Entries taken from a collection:
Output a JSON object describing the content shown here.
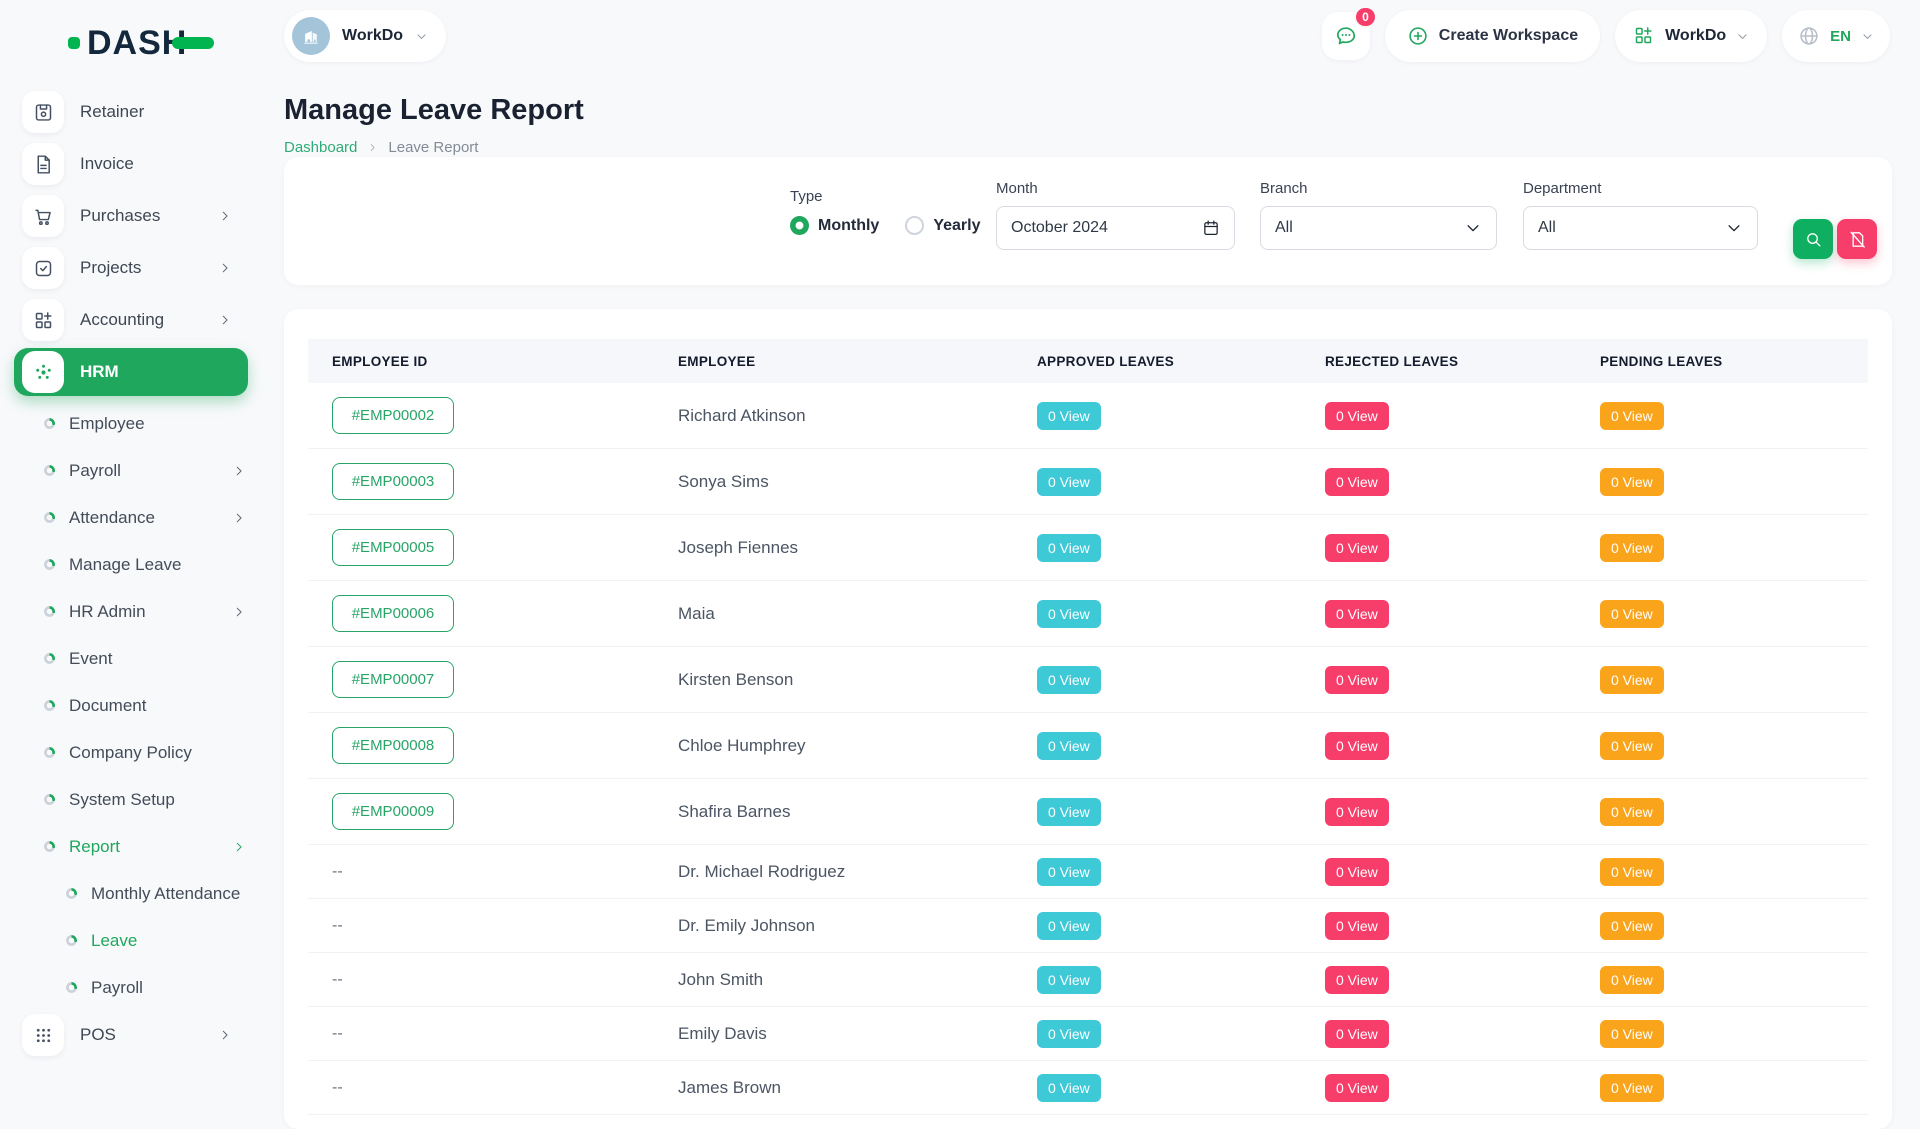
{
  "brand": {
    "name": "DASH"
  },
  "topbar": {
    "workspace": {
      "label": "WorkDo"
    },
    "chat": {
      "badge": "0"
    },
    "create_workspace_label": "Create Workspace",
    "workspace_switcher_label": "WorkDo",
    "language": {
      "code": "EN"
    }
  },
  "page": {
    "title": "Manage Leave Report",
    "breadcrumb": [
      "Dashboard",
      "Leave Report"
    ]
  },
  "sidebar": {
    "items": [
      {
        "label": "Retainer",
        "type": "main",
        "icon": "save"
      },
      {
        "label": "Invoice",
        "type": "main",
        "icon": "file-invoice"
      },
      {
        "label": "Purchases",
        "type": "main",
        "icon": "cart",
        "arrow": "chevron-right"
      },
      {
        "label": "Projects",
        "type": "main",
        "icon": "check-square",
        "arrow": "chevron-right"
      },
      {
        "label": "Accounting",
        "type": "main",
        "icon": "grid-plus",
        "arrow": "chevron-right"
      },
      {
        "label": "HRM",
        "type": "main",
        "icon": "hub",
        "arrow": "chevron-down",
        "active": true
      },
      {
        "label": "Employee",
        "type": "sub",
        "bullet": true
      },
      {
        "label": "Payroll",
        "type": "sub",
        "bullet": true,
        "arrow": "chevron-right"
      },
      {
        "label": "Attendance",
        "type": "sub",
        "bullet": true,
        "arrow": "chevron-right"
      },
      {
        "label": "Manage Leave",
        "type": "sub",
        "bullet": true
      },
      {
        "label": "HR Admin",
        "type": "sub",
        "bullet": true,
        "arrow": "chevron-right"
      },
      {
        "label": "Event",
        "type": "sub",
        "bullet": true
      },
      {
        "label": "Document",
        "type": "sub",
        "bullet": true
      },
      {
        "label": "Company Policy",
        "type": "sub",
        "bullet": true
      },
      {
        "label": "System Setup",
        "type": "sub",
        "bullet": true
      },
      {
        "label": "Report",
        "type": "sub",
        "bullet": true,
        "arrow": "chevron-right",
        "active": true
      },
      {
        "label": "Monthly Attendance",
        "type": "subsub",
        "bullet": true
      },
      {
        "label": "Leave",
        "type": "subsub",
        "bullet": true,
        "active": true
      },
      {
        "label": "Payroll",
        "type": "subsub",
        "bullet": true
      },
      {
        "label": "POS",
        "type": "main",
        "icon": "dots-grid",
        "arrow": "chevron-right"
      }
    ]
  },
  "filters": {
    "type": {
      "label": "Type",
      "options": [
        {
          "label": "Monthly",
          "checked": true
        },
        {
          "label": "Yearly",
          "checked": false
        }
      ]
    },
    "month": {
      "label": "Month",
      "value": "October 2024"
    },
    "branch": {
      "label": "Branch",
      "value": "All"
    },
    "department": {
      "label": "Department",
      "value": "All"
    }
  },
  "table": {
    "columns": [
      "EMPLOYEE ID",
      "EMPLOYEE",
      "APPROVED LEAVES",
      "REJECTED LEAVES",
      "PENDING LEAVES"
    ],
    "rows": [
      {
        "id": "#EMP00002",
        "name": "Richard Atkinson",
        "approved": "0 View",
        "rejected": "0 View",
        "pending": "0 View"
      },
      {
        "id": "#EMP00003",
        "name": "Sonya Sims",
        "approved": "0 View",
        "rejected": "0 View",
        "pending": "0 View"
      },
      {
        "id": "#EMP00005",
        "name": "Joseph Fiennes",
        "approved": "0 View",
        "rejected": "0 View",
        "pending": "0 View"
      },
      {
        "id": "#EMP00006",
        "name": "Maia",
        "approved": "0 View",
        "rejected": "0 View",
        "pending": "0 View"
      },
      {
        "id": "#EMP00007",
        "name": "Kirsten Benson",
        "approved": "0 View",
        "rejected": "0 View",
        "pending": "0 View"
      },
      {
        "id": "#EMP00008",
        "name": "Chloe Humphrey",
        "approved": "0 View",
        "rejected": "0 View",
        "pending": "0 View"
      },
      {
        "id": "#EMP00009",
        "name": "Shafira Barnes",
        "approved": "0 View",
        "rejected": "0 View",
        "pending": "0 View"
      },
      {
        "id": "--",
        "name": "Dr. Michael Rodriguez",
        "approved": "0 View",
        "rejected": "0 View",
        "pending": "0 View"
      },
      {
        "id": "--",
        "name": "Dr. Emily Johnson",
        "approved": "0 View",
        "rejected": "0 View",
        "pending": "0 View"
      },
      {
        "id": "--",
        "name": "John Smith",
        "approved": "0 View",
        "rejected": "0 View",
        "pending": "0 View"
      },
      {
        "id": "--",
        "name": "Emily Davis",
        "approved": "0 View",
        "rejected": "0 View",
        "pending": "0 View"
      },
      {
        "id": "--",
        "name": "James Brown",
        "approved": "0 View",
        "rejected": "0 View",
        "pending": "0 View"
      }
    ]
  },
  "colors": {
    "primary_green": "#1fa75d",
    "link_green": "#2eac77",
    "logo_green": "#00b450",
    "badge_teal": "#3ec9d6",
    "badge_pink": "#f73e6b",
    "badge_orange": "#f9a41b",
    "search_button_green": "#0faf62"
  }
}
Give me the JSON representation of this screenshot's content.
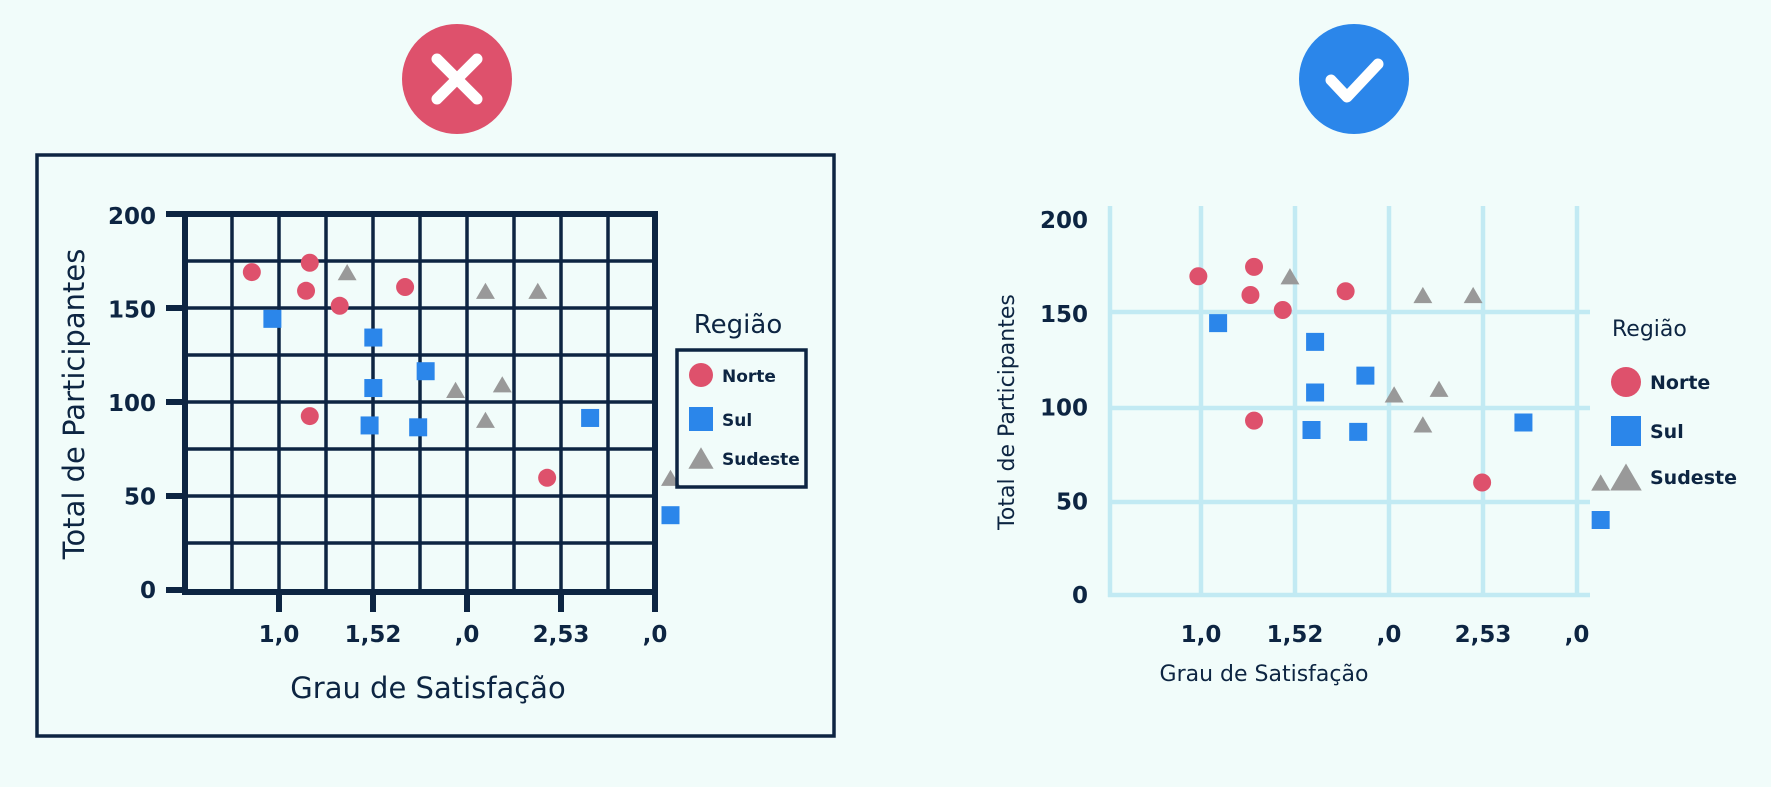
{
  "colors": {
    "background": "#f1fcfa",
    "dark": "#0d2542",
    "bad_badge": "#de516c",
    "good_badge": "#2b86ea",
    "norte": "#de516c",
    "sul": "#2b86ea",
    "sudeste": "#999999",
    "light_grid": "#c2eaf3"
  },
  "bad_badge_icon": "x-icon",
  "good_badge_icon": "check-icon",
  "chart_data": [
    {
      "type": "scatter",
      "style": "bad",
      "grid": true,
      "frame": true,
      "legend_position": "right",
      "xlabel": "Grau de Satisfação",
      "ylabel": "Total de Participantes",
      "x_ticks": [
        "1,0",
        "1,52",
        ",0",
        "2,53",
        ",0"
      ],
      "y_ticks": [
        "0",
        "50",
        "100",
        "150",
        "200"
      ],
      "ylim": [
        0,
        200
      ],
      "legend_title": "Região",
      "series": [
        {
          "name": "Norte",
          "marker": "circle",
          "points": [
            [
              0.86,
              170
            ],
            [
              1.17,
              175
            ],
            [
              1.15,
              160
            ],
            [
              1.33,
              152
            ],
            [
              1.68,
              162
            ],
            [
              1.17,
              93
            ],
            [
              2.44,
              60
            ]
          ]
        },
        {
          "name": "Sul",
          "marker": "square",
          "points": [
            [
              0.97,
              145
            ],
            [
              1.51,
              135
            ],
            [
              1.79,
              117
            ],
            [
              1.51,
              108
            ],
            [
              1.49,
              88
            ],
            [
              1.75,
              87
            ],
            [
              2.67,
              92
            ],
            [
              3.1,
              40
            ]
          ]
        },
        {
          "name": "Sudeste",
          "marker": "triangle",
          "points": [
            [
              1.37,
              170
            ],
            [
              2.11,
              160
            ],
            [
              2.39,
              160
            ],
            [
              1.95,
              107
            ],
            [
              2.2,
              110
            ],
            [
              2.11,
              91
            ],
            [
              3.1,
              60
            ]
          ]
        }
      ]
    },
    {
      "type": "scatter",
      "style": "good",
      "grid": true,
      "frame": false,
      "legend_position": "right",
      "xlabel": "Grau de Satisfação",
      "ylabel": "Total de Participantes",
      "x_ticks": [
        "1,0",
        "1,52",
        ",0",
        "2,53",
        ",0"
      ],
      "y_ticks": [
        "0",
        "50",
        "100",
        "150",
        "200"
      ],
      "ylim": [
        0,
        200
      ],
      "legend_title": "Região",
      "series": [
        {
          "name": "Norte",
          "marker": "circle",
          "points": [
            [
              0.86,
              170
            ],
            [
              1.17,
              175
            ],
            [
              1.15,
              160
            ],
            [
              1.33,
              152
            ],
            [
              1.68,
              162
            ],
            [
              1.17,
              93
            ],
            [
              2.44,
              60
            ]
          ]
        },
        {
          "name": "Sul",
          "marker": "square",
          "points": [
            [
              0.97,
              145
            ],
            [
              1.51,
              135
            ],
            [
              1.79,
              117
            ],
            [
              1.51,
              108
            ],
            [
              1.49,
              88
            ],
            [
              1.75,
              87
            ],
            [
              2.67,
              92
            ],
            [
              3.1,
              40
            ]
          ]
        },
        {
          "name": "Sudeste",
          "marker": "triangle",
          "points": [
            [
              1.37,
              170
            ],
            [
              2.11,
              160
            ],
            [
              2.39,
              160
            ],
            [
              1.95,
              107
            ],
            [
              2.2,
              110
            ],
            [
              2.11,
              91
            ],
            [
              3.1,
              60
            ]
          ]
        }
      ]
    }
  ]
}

What to do:
Copy in full each line that holds the word "Emily".

Exercise solution:
        "name": "Dr. Emily Johnson",
        "name": "Emily Davis",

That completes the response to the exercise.